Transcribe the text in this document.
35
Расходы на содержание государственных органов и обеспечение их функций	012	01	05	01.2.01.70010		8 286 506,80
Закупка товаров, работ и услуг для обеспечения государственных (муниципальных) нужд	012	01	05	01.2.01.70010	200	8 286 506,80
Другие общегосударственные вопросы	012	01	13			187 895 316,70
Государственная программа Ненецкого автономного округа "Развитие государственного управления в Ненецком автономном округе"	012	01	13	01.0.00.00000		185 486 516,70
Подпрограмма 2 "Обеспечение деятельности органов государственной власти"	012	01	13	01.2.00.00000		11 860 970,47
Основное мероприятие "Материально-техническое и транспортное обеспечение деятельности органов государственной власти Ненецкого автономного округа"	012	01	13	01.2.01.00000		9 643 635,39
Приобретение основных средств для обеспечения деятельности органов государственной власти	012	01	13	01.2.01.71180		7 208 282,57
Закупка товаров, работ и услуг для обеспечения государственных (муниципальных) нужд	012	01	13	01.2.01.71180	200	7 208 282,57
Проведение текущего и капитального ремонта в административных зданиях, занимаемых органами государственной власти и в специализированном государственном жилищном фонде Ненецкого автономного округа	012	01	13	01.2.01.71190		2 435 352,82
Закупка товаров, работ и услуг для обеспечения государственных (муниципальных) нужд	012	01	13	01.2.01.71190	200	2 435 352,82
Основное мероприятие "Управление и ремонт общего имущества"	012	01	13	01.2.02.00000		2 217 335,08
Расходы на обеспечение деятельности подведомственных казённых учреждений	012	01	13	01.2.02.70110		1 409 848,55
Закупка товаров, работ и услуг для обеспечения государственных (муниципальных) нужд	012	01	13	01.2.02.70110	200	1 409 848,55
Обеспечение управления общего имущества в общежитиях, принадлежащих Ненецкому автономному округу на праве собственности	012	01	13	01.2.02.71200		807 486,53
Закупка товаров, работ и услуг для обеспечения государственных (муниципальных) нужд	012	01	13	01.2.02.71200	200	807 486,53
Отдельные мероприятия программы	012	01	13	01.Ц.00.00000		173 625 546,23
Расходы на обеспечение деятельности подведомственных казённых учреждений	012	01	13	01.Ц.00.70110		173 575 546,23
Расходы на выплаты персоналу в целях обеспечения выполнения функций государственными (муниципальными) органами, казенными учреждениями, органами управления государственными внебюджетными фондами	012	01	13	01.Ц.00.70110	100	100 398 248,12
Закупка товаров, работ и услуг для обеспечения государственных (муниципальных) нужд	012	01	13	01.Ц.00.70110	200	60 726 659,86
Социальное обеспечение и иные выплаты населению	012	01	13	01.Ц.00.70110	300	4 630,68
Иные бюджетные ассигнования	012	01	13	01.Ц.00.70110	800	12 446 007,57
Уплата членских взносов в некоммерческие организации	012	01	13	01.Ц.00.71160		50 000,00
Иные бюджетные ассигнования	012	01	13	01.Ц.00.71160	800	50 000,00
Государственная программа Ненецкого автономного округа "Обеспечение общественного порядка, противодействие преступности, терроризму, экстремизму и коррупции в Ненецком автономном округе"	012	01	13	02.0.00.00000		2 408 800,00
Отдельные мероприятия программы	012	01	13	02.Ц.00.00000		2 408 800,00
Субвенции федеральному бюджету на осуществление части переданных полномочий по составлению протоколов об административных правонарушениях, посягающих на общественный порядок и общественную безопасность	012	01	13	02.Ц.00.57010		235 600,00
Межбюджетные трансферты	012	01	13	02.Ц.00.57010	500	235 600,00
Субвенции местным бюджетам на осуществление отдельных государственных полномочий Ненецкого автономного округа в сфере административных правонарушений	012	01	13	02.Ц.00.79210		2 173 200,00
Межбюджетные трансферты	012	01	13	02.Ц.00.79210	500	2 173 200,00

SET TASK:
Reproduce all of the entries word for word.

COMPLETED EXERCISE:
Transcribe the text in this document.
35
Расходы на содержание государственных органов и обеспечение их функций	012	01	05	01.2.01.70010		8 286 506,80
Закупка товаров, работ и услуг для обеспечения государственных (муниципальных) нужд	012	01	05	01.2.01.70010	200	8 286 506,80
Другие общегосударственные вопросы	012	01	13			187 895 316,70
Государственная программа Ненецкого автономного округа "Развитие государственного управления в Ненецком автономном округе"	012	01	13	01.0.00.00000		185 486 516,70
Подпрограмма 2 "Обеспечение деятельности органов государственной власти"	012	01	13	01.2.00.00000		11 860 970,47
Основное мероприятие "Материально-техническое и транспортное обеспечение деятельности органов государственной власти Ненецкого автономного округа"	012	01	13	01.2.01.00000		9 643 635,39
Приобретение основных средств для обеспечения деятельности органов государственной власти	012	01	13	01.2.01.71180		7 208 282,57
Закупка товаров, работ и услуг для обеспечения государственных (муниципальных) нужд	012	01	13	01.2.01.71180	200	7 208 282,57
Проведение текущего и капитального ремонта в административных зданиях, занимаемых органами государственной власти и в специализированном государственном жилищном фонде Ненецкого автономного округа	012	01	13	01.2.01.71190		2 435 352,82
Закупка товаров, работ и услуг для обеспечения государственных (муниципальных) нужд	012	01	13	01.2.01.71190	200	2 435 352,82
Основное мероприятие "Управление и ремонт общего имущества"	012	01	13	01.2.02.00000		2 217 335,08
Расходы на обеспечение деятельности подведомственных казённых учреждений	012	01	13	01.2.02.70110		1 409 848,55
Закупка товаров, работ и услуг для обеспечения государственных (муниципальных) нужд	012	01	13	01.2.02.70110	200	1 409 848,55
Обеспечение управления общего имущества в общежитиях, принадлежащих Ненецкому автономному округу на праве собственности	012	01	13	01.2.02.71200		807 486,53
Закупка товаров, работ и услуг для обеспечения государственных (муниципальных) нужд	012	01	13	01.2.02.71200	200	807 486,53
Отдельные мероприятия программы	012	01	13	01.Ц.00.00000		173 625 546,23
Расходы на обеспечение деятельности подведомственных казённых учреждений	012	01	13	01.Ц.00.70110		173 575 546,23
Расходы на выплаты персоналу в целях обеспечения выполнения функций государственными (муниципальными) органами, казенными учреждениями, органами управления государственными внебюджетными фондами	012	01	13	01.Ц.00.70110	100	100 398 248,12
Закупка товаров, работ и услуг для обеспечения государственных (муниципальных) нужд	012	01	13	01.Ц.00.70110	200	60 726 659,86
Социальное обеспечение и иные выплаты населению	012	01	13	01.Ц.00.70110	300	4 630,68
Иные бюджетные ассигнования	012	01	13	01.Ц.00.70110	800	12 446 007,57
Уплата членских взносов в некоммерческие организации	012	01	13	01.Ц.00.71160		50 000,00
Иные бюджетные ассигнования	012	01	13	01.Ц.00.71160	800	50 000,00
Государственная программа Ненецкого автономного округа "Обеспечение общественного порядка, противодействие преступности, терроризму, экстремизму и коррупции в Ненецком автономном округе"	012	01	13	02.0.00.00000		2 408 800,00
Отдельные мероприятия программы	012	01	13	02.Ц.00.00000		2 408 800,00
Субвенции федеральному бюджету на осуществление части переданных полномочий по составлению протоколов об административных правонарушениях, посягающих на общественный порядок и общественную безопасность	012	01	13	02.Ц.00.57010		235 600,00
Межбюджетные трансферты	012	01	13	02.Ц.00.57010	500	235 600,00
Субвенции местным бюджетам на осуществление отдельных государственных полномочий Ненецкого автономного округа в сфере административных правонарушений	012	01	13	02.Ц.00.79210		2 173 200,00
Межбюджетные трансферты	012	01	13	02.Ц.00.79210	500	2 173 200,00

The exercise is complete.